---- Extracted material

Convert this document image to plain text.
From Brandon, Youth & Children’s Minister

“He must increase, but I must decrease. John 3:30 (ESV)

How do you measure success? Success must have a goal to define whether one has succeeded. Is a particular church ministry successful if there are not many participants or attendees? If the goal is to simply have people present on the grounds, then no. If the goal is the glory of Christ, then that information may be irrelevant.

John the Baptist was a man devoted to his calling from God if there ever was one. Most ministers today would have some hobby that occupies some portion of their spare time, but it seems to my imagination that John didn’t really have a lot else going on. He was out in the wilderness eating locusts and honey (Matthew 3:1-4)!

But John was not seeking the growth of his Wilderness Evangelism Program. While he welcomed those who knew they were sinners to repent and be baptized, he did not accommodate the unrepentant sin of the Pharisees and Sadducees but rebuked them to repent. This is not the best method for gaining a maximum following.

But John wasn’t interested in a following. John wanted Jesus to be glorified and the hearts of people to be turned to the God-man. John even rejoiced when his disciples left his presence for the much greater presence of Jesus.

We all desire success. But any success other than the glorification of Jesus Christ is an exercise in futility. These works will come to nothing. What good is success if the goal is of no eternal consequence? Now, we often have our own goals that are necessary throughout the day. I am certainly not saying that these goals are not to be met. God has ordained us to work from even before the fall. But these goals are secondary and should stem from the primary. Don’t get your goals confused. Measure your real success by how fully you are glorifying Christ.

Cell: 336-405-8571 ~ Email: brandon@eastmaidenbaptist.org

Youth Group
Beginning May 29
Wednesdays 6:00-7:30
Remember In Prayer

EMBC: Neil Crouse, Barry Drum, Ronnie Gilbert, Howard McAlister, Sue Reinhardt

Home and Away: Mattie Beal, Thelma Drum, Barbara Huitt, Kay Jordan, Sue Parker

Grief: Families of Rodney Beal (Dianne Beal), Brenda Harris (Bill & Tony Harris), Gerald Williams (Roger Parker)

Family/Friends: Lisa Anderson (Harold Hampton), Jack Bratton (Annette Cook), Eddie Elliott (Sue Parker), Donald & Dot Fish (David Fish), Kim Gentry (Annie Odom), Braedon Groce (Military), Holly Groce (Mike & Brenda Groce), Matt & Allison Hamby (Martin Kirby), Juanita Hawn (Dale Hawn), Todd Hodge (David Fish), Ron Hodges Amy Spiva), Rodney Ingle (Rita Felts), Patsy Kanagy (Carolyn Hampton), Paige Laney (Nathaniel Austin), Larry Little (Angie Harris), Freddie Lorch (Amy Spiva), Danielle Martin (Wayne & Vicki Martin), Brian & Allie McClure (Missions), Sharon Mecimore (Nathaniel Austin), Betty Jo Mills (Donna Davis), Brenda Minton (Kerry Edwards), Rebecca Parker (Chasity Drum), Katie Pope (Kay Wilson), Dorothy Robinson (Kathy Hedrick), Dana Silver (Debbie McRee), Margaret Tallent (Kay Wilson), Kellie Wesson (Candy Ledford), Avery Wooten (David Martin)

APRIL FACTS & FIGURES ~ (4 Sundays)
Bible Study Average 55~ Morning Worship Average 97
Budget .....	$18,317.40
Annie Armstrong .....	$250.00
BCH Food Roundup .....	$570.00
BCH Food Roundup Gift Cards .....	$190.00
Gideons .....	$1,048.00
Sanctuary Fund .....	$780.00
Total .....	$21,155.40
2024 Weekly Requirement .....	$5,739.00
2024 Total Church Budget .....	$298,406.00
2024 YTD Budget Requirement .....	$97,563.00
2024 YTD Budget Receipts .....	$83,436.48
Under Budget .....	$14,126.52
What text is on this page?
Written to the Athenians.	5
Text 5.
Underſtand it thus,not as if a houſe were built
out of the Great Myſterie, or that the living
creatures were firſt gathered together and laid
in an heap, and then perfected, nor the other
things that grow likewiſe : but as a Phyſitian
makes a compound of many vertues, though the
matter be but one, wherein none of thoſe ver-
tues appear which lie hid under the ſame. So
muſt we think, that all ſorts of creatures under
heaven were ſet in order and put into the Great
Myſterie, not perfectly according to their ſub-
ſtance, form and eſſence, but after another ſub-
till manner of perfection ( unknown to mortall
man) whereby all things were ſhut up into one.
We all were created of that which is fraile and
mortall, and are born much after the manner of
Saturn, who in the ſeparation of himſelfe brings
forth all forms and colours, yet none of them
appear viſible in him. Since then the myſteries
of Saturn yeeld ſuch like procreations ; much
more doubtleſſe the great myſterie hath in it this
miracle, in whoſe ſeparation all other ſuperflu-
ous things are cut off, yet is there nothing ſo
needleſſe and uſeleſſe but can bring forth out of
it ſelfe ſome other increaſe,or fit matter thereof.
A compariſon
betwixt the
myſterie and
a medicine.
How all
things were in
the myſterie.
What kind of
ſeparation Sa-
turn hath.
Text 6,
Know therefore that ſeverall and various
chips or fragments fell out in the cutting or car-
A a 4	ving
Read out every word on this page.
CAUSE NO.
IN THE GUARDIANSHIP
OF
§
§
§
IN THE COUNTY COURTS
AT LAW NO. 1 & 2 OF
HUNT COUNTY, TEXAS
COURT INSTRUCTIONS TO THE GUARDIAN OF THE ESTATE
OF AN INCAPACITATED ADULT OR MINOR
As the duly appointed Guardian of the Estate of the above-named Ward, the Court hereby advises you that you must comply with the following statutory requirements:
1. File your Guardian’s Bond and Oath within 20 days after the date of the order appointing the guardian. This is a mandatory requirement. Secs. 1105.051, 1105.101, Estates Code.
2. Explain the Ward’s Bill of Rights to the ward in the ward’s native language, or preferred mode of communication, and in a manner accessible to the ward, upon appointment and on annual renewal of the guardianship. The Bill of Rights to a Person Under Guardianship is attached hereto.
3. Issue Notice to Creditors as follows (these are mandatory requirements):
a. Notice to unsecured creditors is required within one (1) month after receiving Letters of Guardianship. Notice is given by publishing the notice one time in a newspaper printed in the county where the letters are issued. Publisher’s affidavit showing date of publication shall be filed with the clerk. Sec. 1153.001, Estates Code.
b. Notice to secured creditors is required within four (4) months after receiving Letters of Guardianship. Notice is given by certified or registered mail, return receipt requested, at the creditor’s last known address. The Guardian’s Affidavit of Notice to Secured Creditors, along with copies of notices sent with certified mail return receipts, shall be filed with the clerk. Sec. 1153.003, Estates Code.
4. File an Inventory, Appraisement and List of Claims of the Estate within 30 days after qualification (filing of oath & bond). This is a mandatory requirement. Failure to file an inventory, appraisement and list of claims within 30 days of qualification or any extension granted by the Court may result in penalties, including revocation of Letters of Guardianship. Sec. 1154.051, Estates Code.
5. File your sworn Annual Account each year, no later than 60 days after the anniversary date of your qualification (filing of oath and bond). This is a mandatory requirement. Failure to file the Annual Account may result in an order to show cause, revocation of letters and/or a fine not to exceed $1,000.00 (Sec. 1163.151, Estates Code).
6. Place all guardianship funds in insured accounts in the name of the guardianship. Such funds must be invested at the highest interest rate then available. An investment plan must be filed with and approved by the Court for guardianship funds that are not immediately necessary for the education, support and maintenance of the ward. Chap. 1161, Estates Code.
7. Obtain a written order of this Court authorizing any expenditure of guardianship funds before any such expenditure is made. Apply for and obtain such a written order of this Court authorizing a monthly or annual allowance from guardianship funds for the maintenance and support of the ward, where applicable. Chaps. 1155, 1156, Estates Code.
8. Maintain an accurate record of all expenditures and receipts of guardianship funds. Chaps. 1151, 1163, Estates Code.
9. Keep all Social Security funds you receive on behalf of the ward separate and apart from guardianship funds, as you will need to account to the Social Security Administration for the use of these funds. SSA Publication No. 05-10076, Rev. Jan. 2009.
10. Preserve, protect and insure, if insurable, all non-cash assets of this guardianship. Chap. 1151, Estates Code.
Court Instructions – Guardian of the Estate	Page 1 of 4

--------

▶ **Set problem**
Reproduce each record exactly as it appears.

▶ **Correct output**
Convert this document image to plain text.
From Brandon, Youth & Children’s Minister

“He must increase, but I must decrease. John 3:30 (ESV)

How do you measure success? Success must have a goal to define whether one has succeeded. Is a particular church ministry successful if there are not many participants or attendees? If the goal is to simply have people present on the grounds, then no. If the goal is the glory of Christ, then that information may be irrelevant.

John the Baptist was a man devoted to his calling from God if there ever was one. Most ministers today would have some hobby that occupies some portion of their spare time, but it seems to my imagination that John didn’t really have a lot else going on. He was out in the wilderness eating locusts and honey (Matthew 3:1-4)!

But John was not seeking the growth of his Wilderness Evangelism Program. While he welcomed those who knew they were sinners to repent and be baptized, he did not accommodate the unrepentant sin of the Pharisees and Sadducees but rebuked them to repent. This is not the best method for gaining a maximum following.

But John wasn’t interested in a following. John wanted Jesus to be glorified and the hearts of people to be turned to the God-man. John even rejoiced when his disciples left his presence for the much greater presence of Jesus.

We all desire success. But any success other than the glorification of Jesus Christ is an exercise in futility. These works will come to nothing. What good is success if the goal is of no eternal consequence? Now, we often have our own goals that are necessary throughout the day. I am certainly not saying that these goals are not to be met. God has ordained us to work from even before the fall. But these goals are secondary and should stem from the primary. Don’t get your goals confused. Measure your real success by how fully you are glorifying Christ.

Cell: 336-405-8571 ~ Email: brandon@eastmaidenbaptist.org

Youth Group
Beginning May 29
Wednesdays 6:00-7:30
Remember In Prayer

EMBC: Neil Crouse, Barry Drum, Ronnie Gilbert, Howard McAlister, Sue Reinhardt

Home and Away: Mattie Beal, Thelma Drum, Barbara Huitt, Kay Jordan, Sue Parker

Grief: Families of Rodney Beal (Dianne Beal), Brenda Harris (Bill & Tony Harris), Gerald Williams (Roger Parker)

Family/Friends: Lisa Anderson (Harold Hampton), Jack Bratton (Annette Cook), Eddie Elliott (Sue Parker), Donald & Dot Fish (David Fish), Kim Gentry (Annie Odom), Braedon Groce (Military), Holly Groce (Mike & Brenda Groce), Matt & Allison Hamby (Martin Kirby), Juanita Hawn (Dale Hawn), Todd Hodge (David Fish), Ron Hodges Amy Spiva), Rodney Ingle (Rita Felts), Patsy Kanagy (Carolyn Hampton), Paige Laney (Nathaniel Austin), Larry Little (Angie Harris), Freddie Lorch (Amy Spiva), Danielle Martin (Wayne & Vicki Martin), Brian & Allie McClure (Missions), Sharon Mecimore (Nathaniel Austin), Betty Jo Mills (Donna Davis), Brenda Minton (Kerry Edwards), Rebecca Parker (Chasity Drum), Katie Pope (Kay Wilson), Dorothy Robinson (Kathy Hedrick), Dana Silver (Debbie McRee), Margaret Tallent (Kay Wilson), Kellie Wesson (Candy Ledford), Avery Wooten (David Martin)

APRIL FACTS & FIGURES ~ (4 Sundays)
Bible Study Average 55~ Morning Worship Average 97
Budget .....	$18,317.40
Annie Armstrong .....	$250.00
BCH Food Roundup .....	$570.00
BCH Food Roundup Gift Cards .....	$190.00
Gideons .....	$1,048.00
Sanctuary Fund .....	$780.00
Total .....	$21,155.40
2024 Weekly Requirement .....	$5,739.00
2024 Total Church Budget .....	$298,406.00
2024 YTD Budget Requirement .....	$97,563.00
2024 YTD Budget Receipts .....	$83,436.48
Under Budget .....	$14,126.52
What text is on this page?
Written to the Athenians.	5
Text 5.
Underſtand it thus,not as if a houſe were built
out of the Great Myſterie, or that the living
creatures were firſt gathered together and laid
in an heap, and then perfected, nor the other
things that grow likewiſe : but as a Phyſitian
makes a compound of many vertues, though the
matter be but one, wherein none of thoſe ver-
tues appear which lie hid under the ſame. So
muſt we think, that all ſorts of creatures under
heaven were ſet in order and put into the Great
Myſterie, not perfectly according to their ſub-
ſtance, form and eſſence, but after another ſub-
till manner of perfection ( unknown to mortall
man) whereby all things were ſhut up into one.
We all were created of that which is fraile and
mortall, and are born much after the manner of
Saturn, who in the ſeparation of himſelfe brings
forth all forms and colours, yet none of them
appear viſible in him. Since then the myſteries
of Saturn yeeld ſuch like procreations ; much
more doubtleſſe the great myſterie hath in it this
miracle, in whoſe ſeparation all other ſuperflu-
ous things are cut off, yet is there nothing ſo
needleſſe and uſeleſſe but can bring forth out of
it ſelfe ſome other increaſe,or fit matter thereof.
A compariſon
betwixt the
myſterie and
a medicine.
How all
things were in
the myſterie.
What kind of
ſeparation Sa-
turn hath.
Text 6,
Know therefore that ſeverall and various
chips or fragments fell out in the cutting or car-
A a 4	ving
Read out every word on this page.
CAUSE NO.
IN THE GUARDIANSHIP
OF
§
§
§
IN THE COUNTY COURTS
AT LAW NO. 1 & 2 OF
HUNT COUNTY, TEXAS
COURT INSTRUCTIONS TO THE GUARDIAN OF THE ESTATE
OF AN INCAPACITATED ADULT OR MINOR
As the duly appointed Guardian of the Estate of the above-named Ward, the Court hereby advises you that you must comply with the following statutory requirements:
1. File your Guardian’s Bond and Oath within 20 days after the date of the order appointing the guardian. This is a mandatory requirement. Secs. 1105.051, 1105.101, Estates Code.
2. Explain the Ward’s Bill of Rights to the ward in the ward’s native language, or preferred mode of communication, and in a manner accessible to the ward, upon appointment and on annual renewal of the guardianship. The Bill of Rights to a Person Under Guardianship is attached hereto.
3. Issue Notice to Creditors as follows (these are mandatory requirements):
a. Notice to unsecured creditors is required within one (1) month after receiving Letters of Guardianship. Notice is given by publishing the notice one time in a newspaper printed in the county where the letters are issued. Publisher’s affidavit showing date of publication shall be filed with the clerk. Sec. 1153.001, Estates Code.
b. Notice to secured creditors is required within four (4) months after receiving Letters of Guardianship. Notice is given by certified or registered mail, return receipt requested, at the creditor’s last known address. The Guardian’s Affidavit of Notice to Secured Creditors, along with copies of notices sent with certified mail return receipts, shall be filed with the clerk. Sec. 1153.003, Estates Code.
4. File an Inventory, Appraisement and List of Claims of the Estate within 30 days after qualification (filing of oath & bond). This is a mandatory requirement. Failure to file an inventory, appraisement and list of claims within 30 days of qualification or any extension granted by the Court may result in penalties, including revocation of Letters of Guardianship. Sec. 1154.051, Estates Code.
5. File your sworn Annual Account each year, no later than 60 days after the anniversary date of your qualification (filing of oath and bond). This is a mandatory requirement. Failure to file the Annual Account may result in an order to show cause, revocation of letters and/or a fine not to exceed $1,000.00 (Sec. 1163.151, Estates Code).
6. Place all guardianship funds in insured accounts in the name of the guardianship. Such funds must be invested at the highest interest rate then available. An investment plan must be filed with and approved by the Court for guardianship funds that are not immediately necessary for the education, support and maintenance of the ward. Chap. 1161, Estates Code.
7. Obtain a written order of this Court authorizing any expenditure of guardianship funds before any such expenditure is made. Apply for and obtain such a written order of this Court authorizing a monthly or annual allowance from guardianship funds for the maintenance and support of the ward, where applicable. Chaps. 1155, 1156, Estates Code.
8. Maintain an accurate record of all expenditures and receipts of guardianship funds. Chaps. 1151, 1163, Estates Code.
9. Keep all Social Security funds you receive on behalf of the ward separate and apart from guardianship funds, as you will need to account to the Social Security Administration for the use of these funds. SSA Publication No. 05-10076, Rev. Jan. 2009.
10. Preserve, protect and insure, if insurable, all non-cash assets of this guardianship. Chap. 1151, Estates Code.
Court Instructions – Guardian of the Estate	Page 1 of 4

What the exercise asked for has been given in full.